Çıkarılan metin
↓↓↓

Fenerbahçe 1-0 Karabükspor || 10x > 11y


Kadıköy'de oynanan hemen her maçın enteresan bir hikayesi oldu bu sezon fakat bu herhalde en absürtleriydi. Teoride maçın seyrini Fenerbahçe aleyhine değiştirebilecek en uç ihtimallerden biri belki de takımın lideri Alex'in maç başında göreceği bir kırmızı kart olurdu. Öte yandan öyle bir maç oynandı ki birlikte oynama alışkanlığının, bireysel kalitenin saha içinde bir birey fazla bulundurmaya net şekilde baskın geldiği görüldü. 10 Fenerbahçeli, 11 Karabüklü'yü yok etti. Peki bunun sebepleri neler?

Fenerbahçe kaptanı Alex, sekizinci Süper Lig sezonunda
ikinci kez (doğrudan) kırmızı kart gördü.
Alex arkadaşlarını 10 kişi bıraktığında iki takımın planı da doğal olarak değişti. İlk 30 dakikayı baskın oynaması beklenen Fenerbahçe frene basmak durumundaydı ve taşlar yerinden oynayacaktı. Emre Belözoğlu, Alex'in oyunu yönlendirme görevini karşılamak adına biraz daha ön bölgeye gelip sorumluluk üstlenecek, orta sahanın kalan bireyleri daha büyük bir alanı savunacak, takımın en ciğerli forveti Henri Bienvenu ise daha çok efor sarf edecekti. Bunlar tamamdı ama sahada yaşanan bu değişikliğe hazır olmayan 11 kişi vardı: Karabük oyuncuları.

↑↑↑

İşlenecek kayıtlar
↓↓↓

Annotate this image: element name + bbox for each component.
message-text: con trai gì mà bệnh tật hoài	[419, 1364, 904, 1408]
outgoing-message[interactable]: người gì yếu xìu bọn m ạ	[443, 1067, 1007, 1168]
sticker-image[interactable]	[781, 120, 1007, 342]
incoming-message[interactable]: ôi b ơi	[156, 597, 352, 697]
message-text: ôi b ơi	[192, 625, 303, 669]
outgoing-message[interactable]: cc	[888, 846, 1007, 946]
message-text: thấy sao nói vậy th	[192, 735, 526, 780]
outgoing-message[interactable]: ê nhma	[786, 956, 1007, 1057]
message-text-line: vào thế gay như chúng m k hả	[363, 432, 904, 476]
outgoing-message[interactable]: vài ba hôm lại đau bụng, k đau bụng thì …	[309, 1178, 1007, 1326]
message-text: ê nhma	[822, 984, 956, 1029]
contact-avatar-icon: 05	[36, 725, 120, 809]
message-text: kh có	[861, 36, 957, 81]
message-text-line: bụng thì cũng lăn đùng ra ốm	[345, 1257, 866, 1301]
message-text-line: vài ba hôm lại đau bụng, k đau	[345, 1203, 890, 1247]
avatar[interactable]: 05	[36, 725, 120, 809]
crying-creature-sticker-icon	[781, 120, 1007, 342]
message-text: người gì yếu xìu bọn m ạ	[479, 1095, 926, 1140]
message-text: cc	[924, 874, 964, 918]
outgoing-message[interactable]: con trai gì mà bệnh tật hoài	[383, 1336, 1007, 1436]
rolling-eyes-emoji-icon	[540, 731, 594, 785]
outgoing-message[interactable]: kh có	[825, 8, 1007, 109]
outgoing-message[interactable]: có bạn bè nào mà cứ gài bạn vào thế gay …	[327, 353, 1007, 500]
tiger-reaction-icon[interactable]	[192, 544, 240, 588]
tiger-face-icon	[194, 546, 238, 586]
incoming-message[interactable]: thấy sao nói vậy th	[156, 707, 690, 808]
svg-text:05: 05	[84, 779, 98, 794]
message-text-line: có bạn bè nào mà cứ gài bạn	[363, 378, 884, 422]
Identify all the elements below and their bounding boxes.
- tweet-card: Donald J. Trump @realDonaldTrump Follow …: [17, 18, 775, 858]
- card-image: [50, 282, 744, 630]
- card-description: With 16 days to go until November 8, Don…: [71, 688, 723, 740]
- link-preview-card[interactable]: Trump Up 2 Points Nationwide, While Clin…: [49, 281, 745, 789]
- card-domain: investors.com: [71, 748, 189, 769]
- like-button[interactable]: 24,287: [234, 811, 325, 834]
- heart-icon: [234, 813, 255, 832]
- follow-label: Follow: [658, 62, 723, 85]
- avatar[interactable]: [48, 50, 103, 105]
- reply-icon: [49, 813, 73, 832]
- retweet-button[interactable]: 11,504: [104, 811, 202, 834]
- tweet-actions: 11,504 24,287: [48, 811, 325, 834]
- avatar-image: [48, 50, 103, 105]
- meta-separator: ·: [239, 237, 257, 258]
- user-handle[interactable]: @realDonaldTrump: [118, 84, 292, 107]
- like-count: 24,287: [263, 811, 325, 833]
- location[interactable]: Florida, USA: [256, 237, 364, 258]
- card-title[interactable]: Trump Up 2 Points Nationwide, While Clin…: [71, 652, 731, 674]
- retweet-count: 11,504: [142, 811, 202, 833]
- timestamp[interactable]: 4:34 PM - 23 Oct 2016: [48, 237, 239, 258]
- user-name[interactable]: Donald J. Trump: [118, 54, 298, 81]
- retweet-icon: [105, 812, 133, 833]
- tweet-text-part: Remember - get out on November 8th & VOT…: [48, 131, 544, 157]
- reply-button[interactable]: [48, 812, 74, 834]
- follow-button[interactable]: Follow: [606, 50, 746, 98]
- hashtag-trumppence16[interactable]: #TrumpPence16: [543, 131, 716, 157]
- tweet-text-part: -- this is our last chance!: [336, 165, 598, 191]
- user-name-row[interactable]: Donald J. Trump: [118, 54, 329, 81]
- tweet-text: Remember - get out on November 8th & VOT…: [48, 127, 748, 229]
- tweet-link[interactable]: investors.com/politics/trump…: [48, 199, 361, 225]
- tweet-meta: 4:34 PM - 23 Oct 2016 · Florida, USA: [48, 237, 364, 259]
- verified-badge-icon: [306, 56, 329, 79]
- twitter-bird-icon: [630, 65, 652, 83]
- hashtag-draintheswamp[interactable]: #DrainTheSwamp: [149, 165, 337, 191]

↑↑↑

Yazılı alıştırma A
Kayıtların en başından "846, 1007, 946]" ifadesini içeren satıra kadar, iki uç da dahil olmak üzere her şeyi aynen yazdırın.
Yazılı alıştırma B
Fenerbahçe ile Karabükspor maçını anlatan yazıyı son cümlesinden sonra sürdürün.
Metin ile kayıtlar arasında hiçbir bağ yoktur.

Cevap A
Annotate this image: element name + bbox for each component.
message-text: con trai gì mà bệnh tật hoài	[419, 1364, 904, 1408]
outgoing-message[interactable]: người gì yếu xìu bọn m ạ	[443, 1067, 1007, 1168]
sticker-image[interactable]	[781, 120, 1007, 342]
incoming-message[interactable]: ôi b ơi	[156, 597, 352, 697]
message-text: ôi b ơi	[192, 625, 303, 669]
outgoing-message[interactable]: cc	[888, 846, 1007, 946]

Cevap B
Zaten iyi bir sezon geçirmeyen Yücel İldiz'in öğrencileri, reaktif durumdan proaktif duruma, yani topa sahip olma zorunluluğuyla başa çıkmakta çok zorlandı. Zorlandı hafif kalır, resmen çuvalladı. Topa bir bomba muamelesi yapıp karakola götürmedikleri kalmamıştı ki kazanılan topu Mehmet Topuz aracılığıyla Bienvenu'nun koşu yoluna atan Fenerbahçe, bu afallamayı fena cezalandırdı. Bu golden sadece birkaç dakika önce Gökhan Gönül'ü sağ çizgiye kadar indirmiş, Kamerunlu yanlış vuruş tercihi sebebiyle boş kaleyi bulamamıştı. 16.dakikadan ilk yarının son düdüğüne kadar bu saçmalama hali de devam etti.

Bienvenu, Semih'in formsuzluğunda takımına
önemli katkı sağlamayı sürdürüyor.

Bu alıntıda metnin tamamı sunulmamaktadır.